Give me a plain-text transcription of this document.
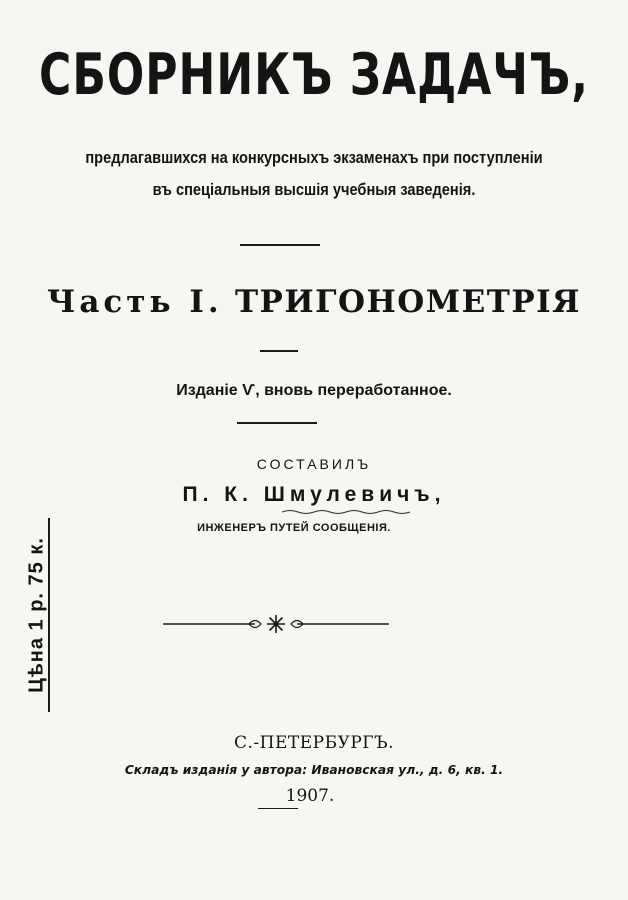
СБОРНИКЪ ЗАДАЧЪ,
предлагавшихся на конкурсныхъ экзаменахъ при поступленіи
въ спеціальныя высшія учебныя заведенія.
Часть I. ТРИГОНОМЕТРІЯ
Изданіе Ѵ, вновь переработанное.
СОСТАВИЛЪ
П. К. Шмулевичъ,
ИНЖЕНЕРЪ ПУТЕЙ СООБЩЕНІЯ.
Цѣна 1 р. 75 к.
С.-ПЕТЕРБУРГЪ.
Складъ изданія у автора: Ивановская ул., д. 6, кв. 1.
1907.
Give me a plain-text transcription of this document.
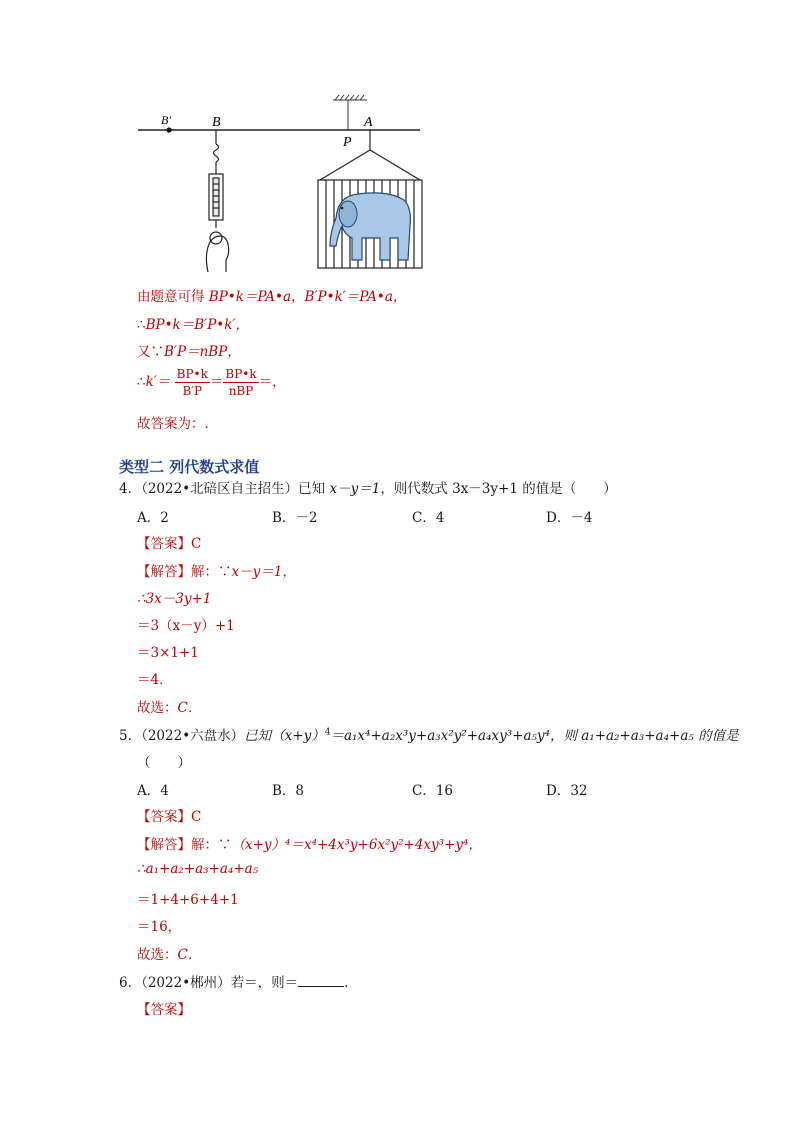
B′	B	A
P
由题意可得 BP•k＝PA•a，B′P•k′＝PA•a，
∴BP•k＝B′P•k′，
又∵B′P＝nBP，
∴k′＝ $\frac{BP•k}{B'P} = \frac{BP•k}{\text{nBP}}$ ＝，
故答案为：.
类型二 列代数式求值
4．（2022•北碚区自主招生）已知 x－y＝1，则代数式 3x－3y+1 的值是（　　）
A．2	B．－2	C．4	D．－4
【答案】C
【解答】解：∵x－y＝1，
∴3x－3y+1
＝3（x－y）+1
＝3×1+1
＝4．
故选：C．
5．（2022•六盘水）已知$(x+y)^4=a_1x^4+a_2x^3y+a_3x^2y^2+a_4xy^3+a_5y^4$，则 a₁+a₂+a₃+a₄+a₅ 的值是
（　　）
A．4	B．8	C．16	D．32
【答案】C
【解答】解：∵（x+y）⁴＝x⁴+4x³y+6x²y²+4xy³+y⁴，
∴a₁+a₂+a₃+a₄+a₅
＝1+4+6+4+1
＝16，
故选：C．
6．（2022•郴州）若＝，则＝	．
【答案】
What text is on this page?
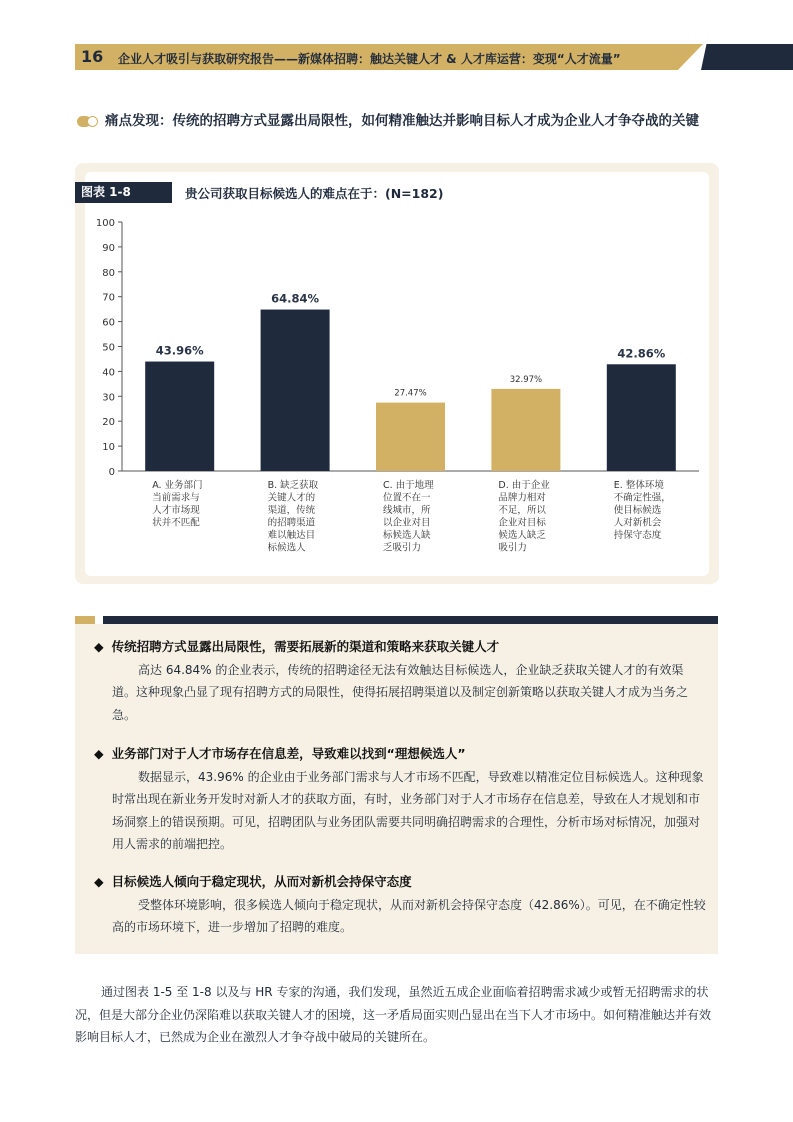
16 企业人才吸引与获取研究报告——新媒体招聘：触达关键人才 & 人才库运营：变现“人才流量”
痛点发现：传统的招聘方式显露出局限性，如何精准触达并影响目标人才成为企业人才争夺战的关键
图表 1-8	贵公司获取目标候选人的难点在于：(N=182)
0
10
20
30
40
50
60
70
80
90
100
43.96%
A. 业务部门
当前需求与
人才市场现
状并不匹配
64.84%
B. 缺乏获取
关键人才的
渠道，传统
的招聘渠道
难以触达目
标候选人
27.47%
C. 由于地理
位置不在一
线城市，所
以企业对目
标候选人缺
乏吸引力
32.97%
D. 由于企业
品牌力相对
不足，所以
企业对目标
候选人缺乏
吸引力
42.86%
E. 整体环境
不确定性强，
使目标候选
人对新机会
持保守态度
◆ 传统招聘方式显露出局限性，需要拓展新的渠道和策略来获取关键人才

高达 64.84% 的企业表示，传统的招聘途径无法有效触达目标候选人，企业缺乏获取关键人才的有效渠道。这种现象凸显了现有招聘方式的局限性，使得拓展招聘渠道以及制定创新策略以获取关键人才成为当务之急。

◆ 业务部门对于人才市场存在信息差，导致难以找到“理想候选人”

数据显示，43.96% 的企业由于业务部门需求与人才市场不匹配，导致难以精准定位目标候选人。这种现象时常出现在新业务开发时对新人才的获取方面，有时，业务部门对于人才市场存在信息差，导致在人才规划和市场洞察上的错误预期。可见，招聘团队与业务团队需要共同明确招聘需求的合理性，分析市场对标情况，加强对用人需求的前端把控。

◆ 目标候选人倾向于稳定现状，从而对新机会持保守态度

受整体环境影响，很多候选人倾向于稳定现状，从而对新机会持保守态度（42.86%）。可见，在不确定性较高的市场环境下，进一步增加了招聘的难度。

通过图表 1-5 至 1-8 以及与 HR 专家的沟通，我们发现，虽然近五成企业面临着招聘需求减少或暂无招聘需求的状况，但是大部分企业仍深陷难以获取关键人才的困境，这一矛盾局面实则凸显出在当下人才市场中。如何精准触达并有效影响目标人才，已然成为企业在激烈人才争夺战中破局的关键所在。
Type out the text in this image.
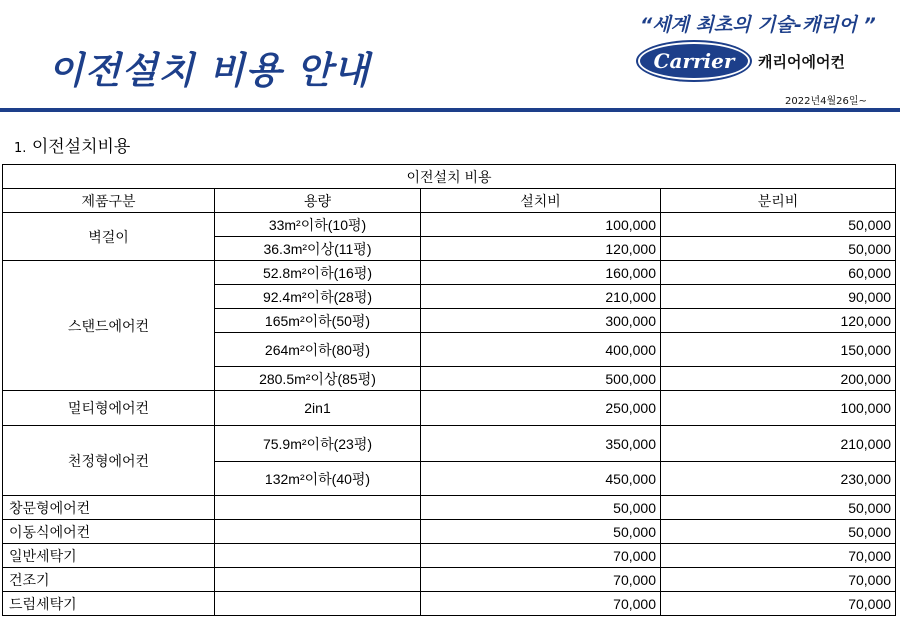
“세계 최초의 기술-캐리어 ”
이전설치 비용 안내	Carrier 캐리어에어컨
2022년4월26일~
1. 이전설치비용
이전설치 비용			
제품구분	용량	설치비	분리비
벽걸이	33m²이하(10평)	100,000	50,000
	36.3m²이상(11평)	120,000	50,000
스탠드에어컨	52.8m²이하(16평)	160,000	60,000
	92.4m²이하(28평)	210,000	90,000
	165m²이하(50평)	300,000	120,000
	264m²이하(80평)	400,000	150,000
	280.5m²이상(85평)	500,000	200,000
멀티형에어컨	2in1	250,000	100,000
천정형에어컨	75.9m²이하(23평)	350,000	210,000
	132m²이하(40평)	450,000	230,000
창문형에어컨		50,000	50,000
이동식에어컨		50,000	50,000
일반세탁기		70,000	70,000
건조기		70,000	70,000
드럼세탁기		70,000	70,000
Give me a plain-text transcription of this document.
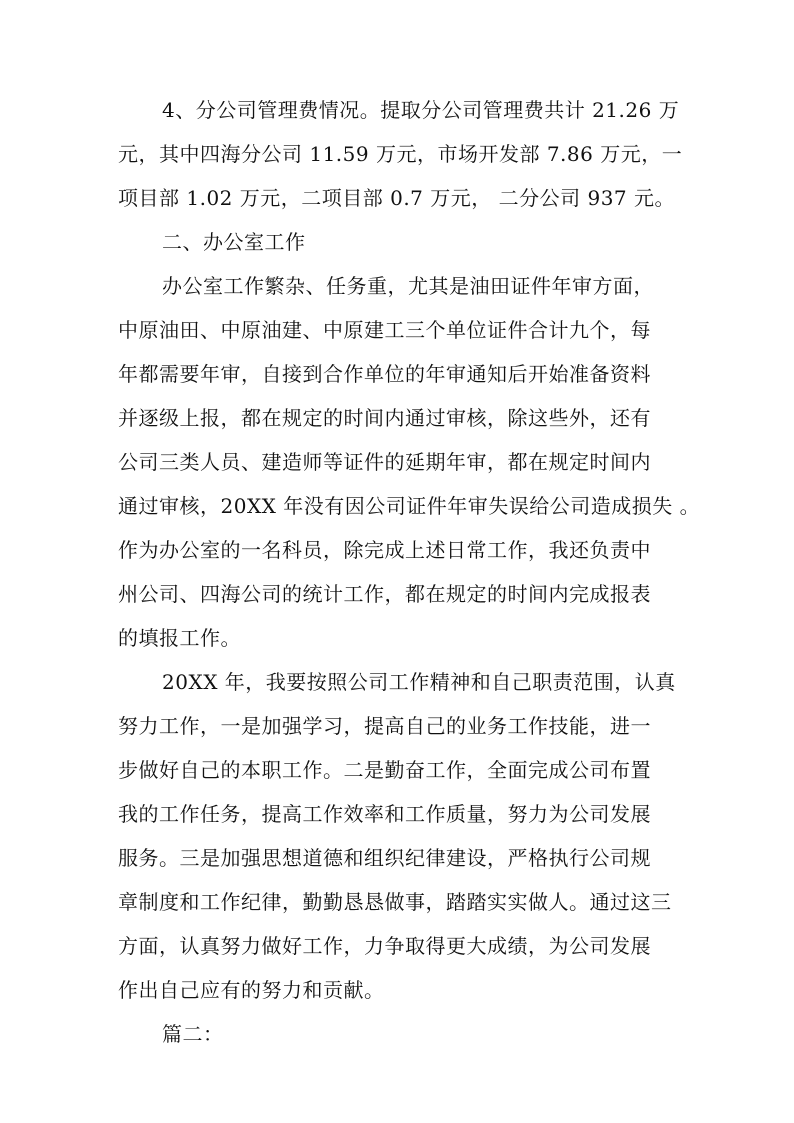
4、分公司管理费情况。提取分公司管理费共计 21.26 万
元，其中四海分公司 11.59 万元，市场开发部 7.86 万元，一
项目部 1.02 万元，二项目部 0.7 万元， 二分公司 937 元。
二、办公室工作
办公室工作繁杂、任务重，尤其是油田证件年审方面，
中原油田、中原油建、中原建工三个单位证件合计九个，每
年都需要年审，自接到合作单位的年审通知后开始准备资料
并逐级上报，都在规定的时间内通过审核，除这些外，还有
公司三类人员、建造师等证件的延期年审，都在规定时间内
通过审核，20XX 年没有因公司证件年审失误给公司造成损失 。
作为办公室的一名科员，除完成上述日常工作，我还负责中
州公司、四海公司的统计工作，都在规定的时间内完成报表
的填报工作。
20XX 年，我要按照公司工作精神和自己职责范围，认真
努力工作，一是加强学习，提高自己的业务工作技能，进一
步做好自己的本职工作。二是勤奋工作，全面完成公司布置
我的工作任务，提高工作效率和工作质量，努力为公司发展
服务。三是加强思想道德和组织纪律建设，严格执行公司规
章制度和工作纪律，勤勤恳恳做事，踏踏实实做人。通过这三
方面，认真努力做好工作，力争取得更大成绩，为公司发展
作出自己应有的努力和贡献。
篇二：
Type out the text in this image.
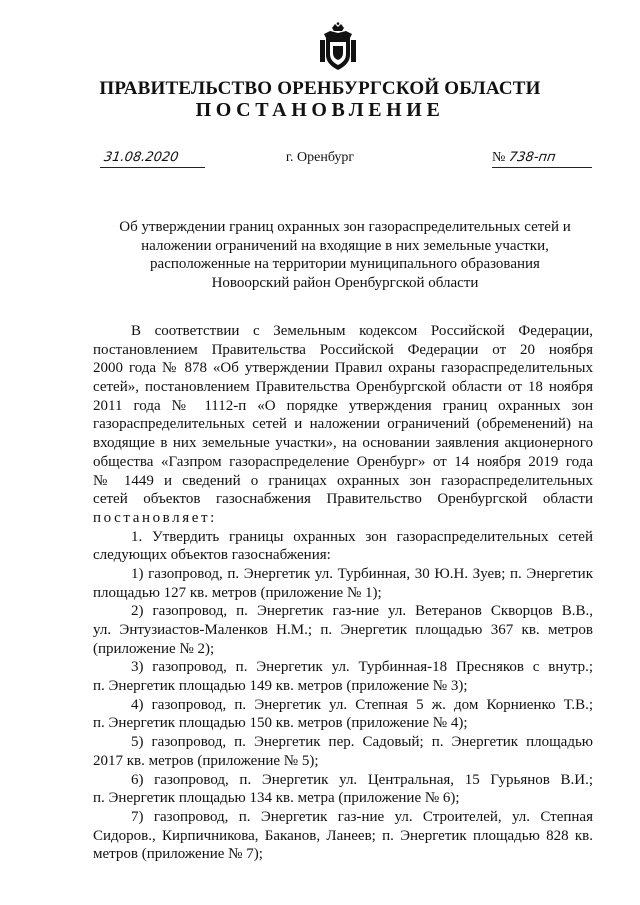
ПРАВИТЕЛЬСТВО ОРЕНБУРГСКОЙ ОБЛАСТИ
ПОСТАНОВЛЕНИЕ
31.08.2020	г. Оренбург	№ 738-пп
Об утверждении границ охранных зон газораспределительных сетей и
наложении ограничений на входящие в них земельные участки,
расположенные на территории муниципального образования
Новоорский район Оренбургской области
В соответствии с Земельным кодексом Российской Федерации,
постановлением Правительства Российской Федерации от 20 ноября
2000 года № 878 «Об утверждении Правил охраны газораспределительных
сетей», постановлением Правительства Оренбургской области от 18 ноября
2011 года № 1112-п «О порядке утверждения границ охранных зон
газораспределительных сетей и наложении ограничений (обременений) на
входящие в них земельные участки», на основании заявления акционерного
общества «Газпром газораспределение Оренбург» от 14 ноября 2019 года
№ 1449 и сведений о границах охранных зон газораспределительных
сетей объектов газоснабжения Правительство Оренбургской области
постановляет:
1. Утвердить границы охранных зон газораспределительных сетей
следующих объектов газоснабжения:
1) газопровод, п. Энергетик ул. Турбинная, 30 Ю.Н. Зуев; п. Энергетик
площадью 127 кв. метров (приложение № 1);
2) газопровод, п. Энергетик газ-ние ул. Ветеранов Скворцов В.В.,
ул. Энтузиастов-Маленков Н.М.; п. Энергетик площадью 367 кв. метров
(приложение № 2);
3) газопровод, п. Энергетик ул. Турбинная-18 Пресняков с внутр.;
п. Энергетик площадью 149 кв. метров (приложение № 3);
4) газопровод, п. Энергетик ул. Степная 5 ж. дом Корниенко Т.В.;
п. Энергетик площадью 150 кв. метров (приложение № 4);
5) газопровод, п. Энергетик пер. Садовый; п. Энергетик площадью
2017 кв. метров (приложение № 5);
6) газопровод, п. Энергетик ул. Центральная, 15 Гурьянов В.И.;
п. Энергетик площадью 134 кв. метра (приложение № 6);
7) газопровод, п. Энергетик газ-ние ул. Строителей, ул. Степная
Сидоров., Кирпичникова, Баканов, Ланеев; п. Энергетик площадью 828 кв.
метров (приложение № 7);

____________________

Which lines contain "земельные"? Copy each of them out.

▶ **Correct output**
наложении ограничений на входящие в них земельные участки,
входящие в них земельные участки», на основании заявления акционерного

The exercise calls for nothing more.